▶ **What needs to be done**
Check each line of the listing for the string "CONSEILLER", then state how many lines have it. Only the number is wanted.
>> Start Material to process
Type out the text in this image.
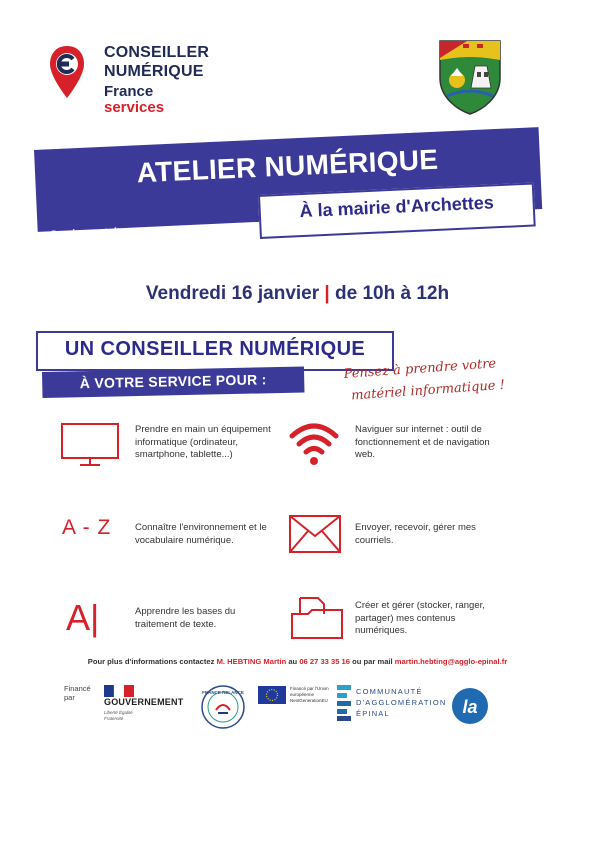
CONSEILLER
NUMÉRIQUE
France
services
ATELIER NUMÉRIQUE
Service gratuit
À la mairie d'Archettes
Vendredi 16 janvier | de 10h à 12h
UN CONSEILLER NUMÉRIQUE
À VOTRE SERVICE POUR :	Pensez à prendre votre
matériel informatique !
Prendre en main un équipement informatique (ordinateur, smartphone, tablette...)
Naviguer sur internet : outil de fonctionnement et de navigation web.
A - Z Connaître l'environnement et le vocabulaire numérique.
Envoyer, recevoir, gérer mes courriels.
A|	Apprendre les bases du traitement de texte.
Créer et gérer (stocker, ranger, partager) mes contenus numériques.
Pour plus d'informations contactez M. HEBTING Martin au 06 27 33 35 16 ou par mail martin.hebting@agglo-epinal.fr
Financé par	GOUVERNEMENT
Liberté Égalité Fraternité
FRANCE RELANCE
Financé par l'Union européenne NextGenerationEU
COMMUNAUTÉ
D'AGGLOMÉRATION
ÉPINAL	la
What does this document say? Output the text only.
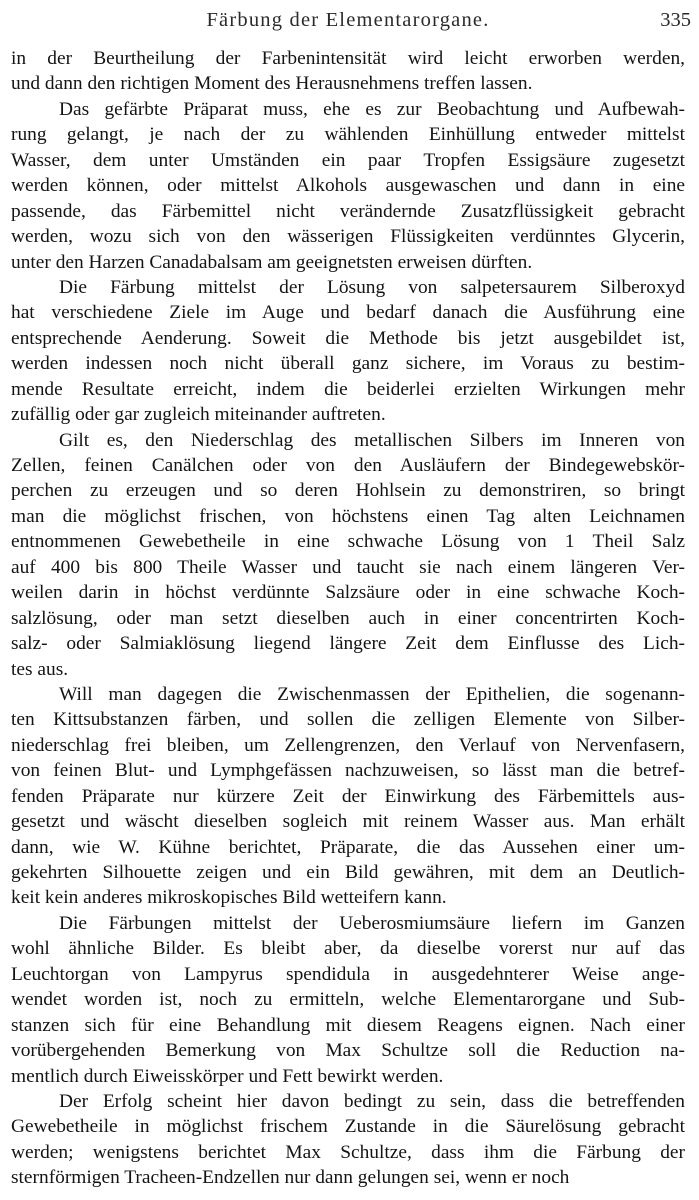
Färbung der Elementarorgane.	335
in der Beurtheilung der Farbenintensität wird leicht erworben werden,
und dann den richtigen Moment des Herausnehmens treffen lassen.
Das gefärbte Präparat muss, ehe es zur Beobachtung und Aufbewah-
rung gelangt, je nach der zu wählenden Einhüllung entweder mittelst
Wasser, dem unter Umständen ein paar Tropfen Essigsäure zugesetzt
werden können, oder mittelst Alkohols ausgewaschen und dann in eine
passende, das Färbemittel nicht verändernde Zusatzflüssigkeit gebracht
werden, wozu sich von den wässerigen Flüssigkeiten verdünntes Glycerin,
unter den Harzen Canadabalsam am geeignetsten erweisen dürften.
Die Färbung mittelst der Lösung von salpetersaurem Silberoxyd
hat verschiedene Ziele im Auge und bedarf danach die Ausführung eine
entsprechende Aenderung. Soweit die Methode bis jetzt ausgebildet ist,
werden indessen noch nicht überall ganz sichere, im Voraus zu bestim-
mende Resultate erreicht, indem die beiderlei erzielten Wirkungen mehr
zufällig oder gar zugleich miteinander auftreten.
Gilt es, den Niederschlag des metallischen Silbers im Inneren von
Zellen, feinen Canälchen oder von den Ausläufern der Bindegewebskör-
perchen zu erzeugen und so deren Hohlsein zu demonstriren, so bringt
man die möglichst frischen, von höchstens einen Tag alten Leichnamen
entnommenen Gewebetheile in eine schwache Lösung von 1 Theil Salz
auf 400 bis 800 Theile Wasser und taucht sie nach einem längeren Ver-
weilen darin in höchst verdünnte Salzsäure oder in eine schwache Koch-
salzlösung, oder man setzt dieselben auch in einer concentrirten Koch-
salz- oder Salmiaklösung liegend längere Zeit dem Einflusse des Lich-
tes aus.
Will man dagegen die Zwischenmassen der Epithelien, die sogenann-
ten Kittsubstanzen färben, und sollen die zelligen Elemente von Silber-
niederschlag frei bleiben, um Zellengrenzen, den Verlauf von Nervenfasern,
von feinen Blut- und Lymphgefässen nachzuweisen, so lässt man die betref-
fenden Präparate nur kürzere Zeit der Einwirkung des Färbemittels aus-
gesetzt und wäscht dieselben sogleich mit reinem Wasser aus. Man erhält
dann, wie W. Kühne berichtet, Präparate, die das Aussehen einer um-
gekehrten Silhouette zeigen und ein Bild gewähren, mit dem an Deutlich-
keit kein anderes mikroskopisches Bild wetteifern kann.
Die Färbungen mittelst der Ueberosmiumsäure liefern im Ganzen
wohl ähnliche Bilder. Es bleibt aber, da dieselbe vorerst nur auf das
Leuchtorgan von Lampyrus spendidula in ausgedehnterer Weise ange-
wendet worden ist, noch zu ermitteln, welche Elementarorgane und Sub-
stanzen sich für eine Behandlung mit diesem Reagens eignen. Nach einer
vorübergehenden Bemerkung von Max Schultze soll die Reduction na-
mentlich durch Eiweisskörper und Fett bewirkt werden.
Der Erfolg scheint hier davon bedingt zu sein, dass die betreffenden
Gewebetheile in möglichst frischem Zustande in die Säurelösung gebracht
werden; wenigstens berichtet Max Schultze, dass ihm die Färbung der
sternförmigen Tracheen-Endzellen nur dann gelungen sei, wenn er noch
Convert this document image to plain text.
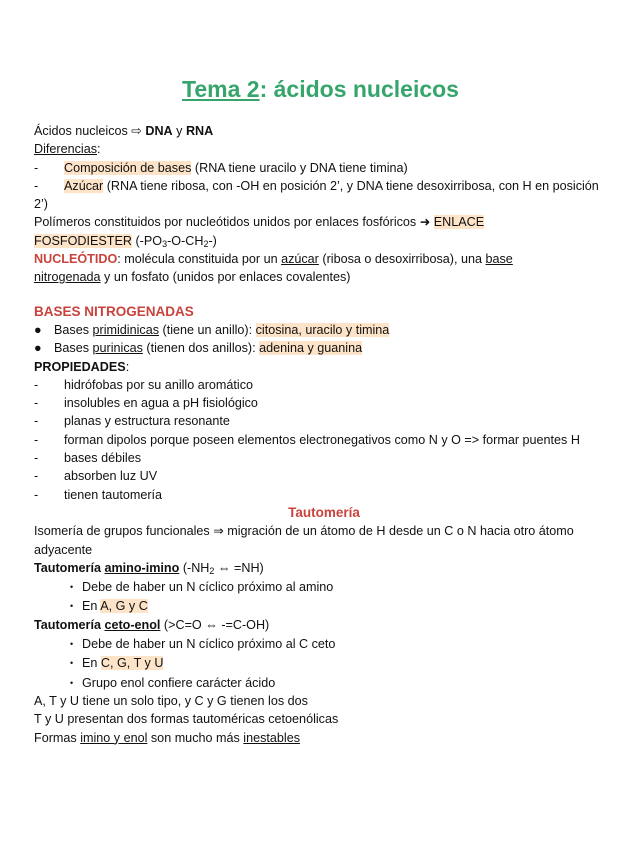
Tema 2: ácidos nucleicos
Ácidos nucleicos ⇨ DNA y RNA
Diferencias:
- Composición de bases (RNA tiene uracilo y DNA tiene timina)
- Azúcar (RNA tiene ribosa, con -OH en posición 2’, y DNA tiene desoxirribosa, con H en posición 2’)
Polímeros constituidos por nucleótidos unidos por enlaces fosfóricos ➜ ENLACE
FOSFODIESTER $(-PO_3-O-CH_2-)$
NUCLEÓTIDO: molécula constituida por un azúcar (ribosa o desoxirribosa), una base
nitrogenada y un fosfato (unidos por enlaces covalentes)
BASES NITROGENADAS
● Bases primidinicas (tiene un anillo): citosina, uracilo y timina
● Bases purinicas (tienen dos anillos): adenina y guanina
PROPIEDADES:
- hidrófobas por su anillo aromático
- insolubles en agua a pH fisiológico
- planas y estructura resonante
- forman dipolos porque poseen elementos electronegativos como N y O => formar puentes H
- bases débiles
- absorben luz UV
- tienen tautomería
Tautomería
Isomería de grupos funcionales ⇒ migración de un átomo de H desde un C o N hacia otro átomo adyacente
Tautomería amino-imino ($-NH_2$ ⇔ =NH)
• Debe de haber un N cíclico próximo al amino
• En A, G y C
Tautomería ceto-enol (>C=O ⇔ -=C-OH)
• Debe de haber un N cíclico próximo al C ceto
• En C, G, T y U
• Grupo enol confiere carácter ácido
A, T y U tiene un solo tipo, y C y G tienen los dos
T y U presentan dos formas tautoméricas cetoenólicas
Formas imino y enol son mucho más inestables
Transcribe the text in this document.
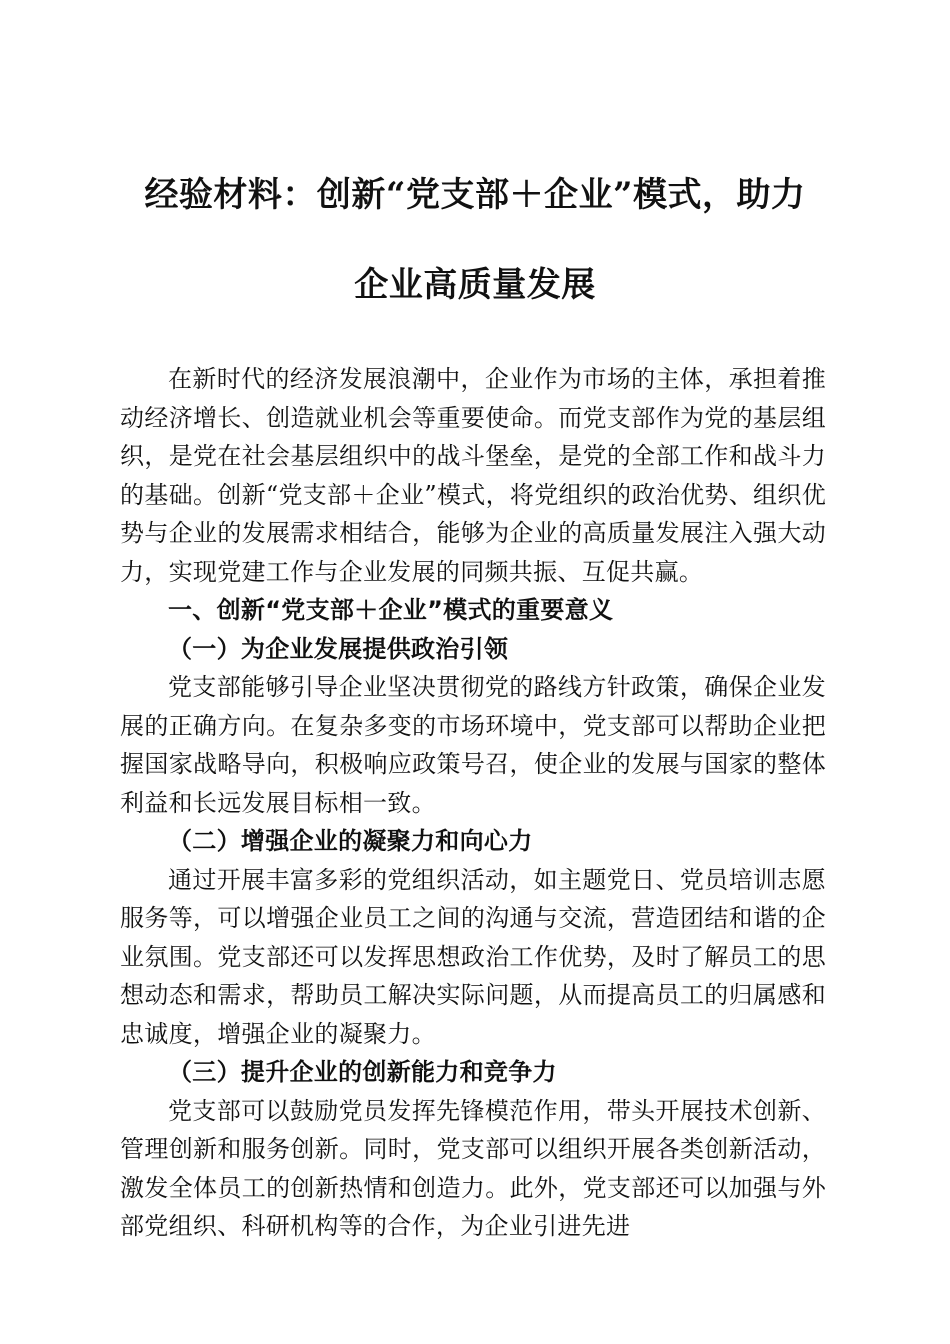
经验材料：创新“党支部＋企业”模式，助力
企业高质量发展

在新时代的经济发展浪潮中，企业作为市场的主体，承担着推动经济增长、创造就业机会等重要使命。而党支部作为党的基层组织，是党在社会基层组织中的战斗堡垒，是党的全部工作和战斗力的基础。创新“党支部＋企业”模式，将党组织的政治优势、组织优势与企业的发展需求相结合，能够为企业的高质量发展注入强大动力，实现党建工作与企业发展的同频共振、互促共赢。

一、创新“党支部＋企业”模式的重要意义

（一）为企业发展提供政治引领

党支部能够引导企业坚决贯彻党的路线方针政策，确保企业发展的正确方向。在复杂多变的市场环境中，党支部可以帮助企业把握国家战略导向，积极响应政策号召，使企业的发展与国家的整体利益和长远发展目标相一致。

（二）增强企业的凝聚力和向心力

通过开展丰富多彩的党组织活动，如主题党日、党员培训志愿服务等，可以增强企业员工之间的沟通与交流，营造团结和谐的企业氛围。党支部还可以发挥思想政治工作优势，及时了解员工的思想动态和需求，帮助员工解决实际问题，从而提高员工的归属感和忠诚度，增强企业的凝聚力。

（三）提升企业的创新能力和竞争力

党支部可以鼓励党员发挥先锋模范作用，带头开展技术创新、管理创新和服务创新。同时，党支部可以组织开展各类创新活动，激发全体员工的创新热情和创造力。此外，党支部还可以加强与外部党组织、科研机构等的合作，为企业引进先进
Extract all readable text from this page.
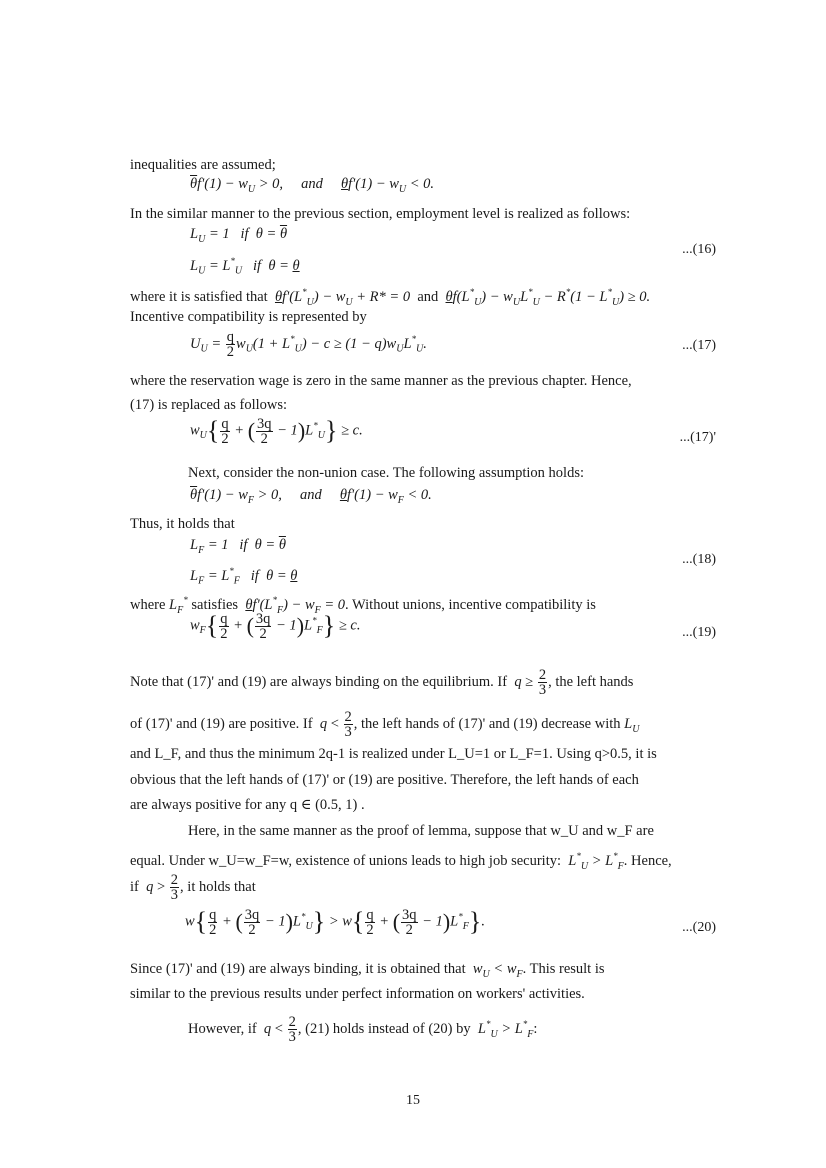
inequalities are assumed;
$\overline{\theta}f'(1) - w_U > 0$,     and     $\theta f'(1) - w_U < 0$.
In the similar manner to the previous section, employment level is realized as follows:
$L_U = 1$   if  $\theta = \overline{\theta}$
$L_U = L^*_U$   if  θ = θ
...(16)
where it is satisfied that $\theta f'(L^*_U) - w_U + R* = 0$ and $\theta f(L^*_U) - w_UL^*_U - R^*(1 - L^*_U) \ge 0$.
Incentive compatibility is represented by
$U_U = \frac{q}{2} w_U(1 + L^*_U) - c \ge (1 - q)w_UL^*_U$.	...(17)
where the reservation wage is zero in the same manner as the previous chapter. Hence,
(17) is replaced as follows:
$w_U\{ \frac{q}{2}$ + ( $\frac{3q}{2} - 1)L^*_U\} \ge c$.	...(17)'
Next, consider the non-union case. The following assumption holds:
$\overline{\theta}f'(1) - w_F > 0$,     and     $\theta f'(1) - w_F < 0$.
Thus, it holds that
$L_F = 1$   if  $\theta = \overline{\theta}$
$L_F = L^*_F$   if  θ = θ
...(18)
where $L_F^*$ satisfies $\theta f'(L^*_F) - w_F = 0$. Without unions, incentive compatibility is
$w_F\{ \frac{q}{2}$ + ( $\frac{3q}{2} - 1)L^*_F\} \ge c$.	...(19)
Note that (17)' and (19) are always binding on the equilibrium. If $q \ge \frac{2}{3}$ , the left hands
of (17)' and (19) are positive. If $q < \frac{2}{3}$ , the left hands of (17)' and (19) decrease with $L_U$
and L_F, and thus the minimum 2q-1 is realized under L_U=1 or L_F=1. Using q>0.5, it is
obvious that the left hands of (17)' or (19) are positive. Therefore, the left hands of each
are always positive for any q ∈ (0.5, 1) .
Here, in the same manner as the proof of lemma, suppose that w_U and w_F are
equal. Under w_U=w_F=w, existence of unions leads to high job security: $L^*_U > L^*_F$. Hence,
if $q > \frac{2}{3}$ , it holds that
$w\{ \frac{q}{2}$ + ( $\frac{3q}{2} - 1)L^*_U\} > w\{ \frac{q}{2}$ + ( $\frac{3q}{2} - 1)L^*_F$}.	...(20)
Since (17)' and (19) are always binding, it is obtained that $w_U < w_F$. This result is
similar to the previous results under perfect information on workers' activities.
However, if $q < \frac{2}{3}$ , (21) holds instead of (20) by $L^*_U > L^*_F$:
15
>> End Material to process
▶ **Finished answer**
2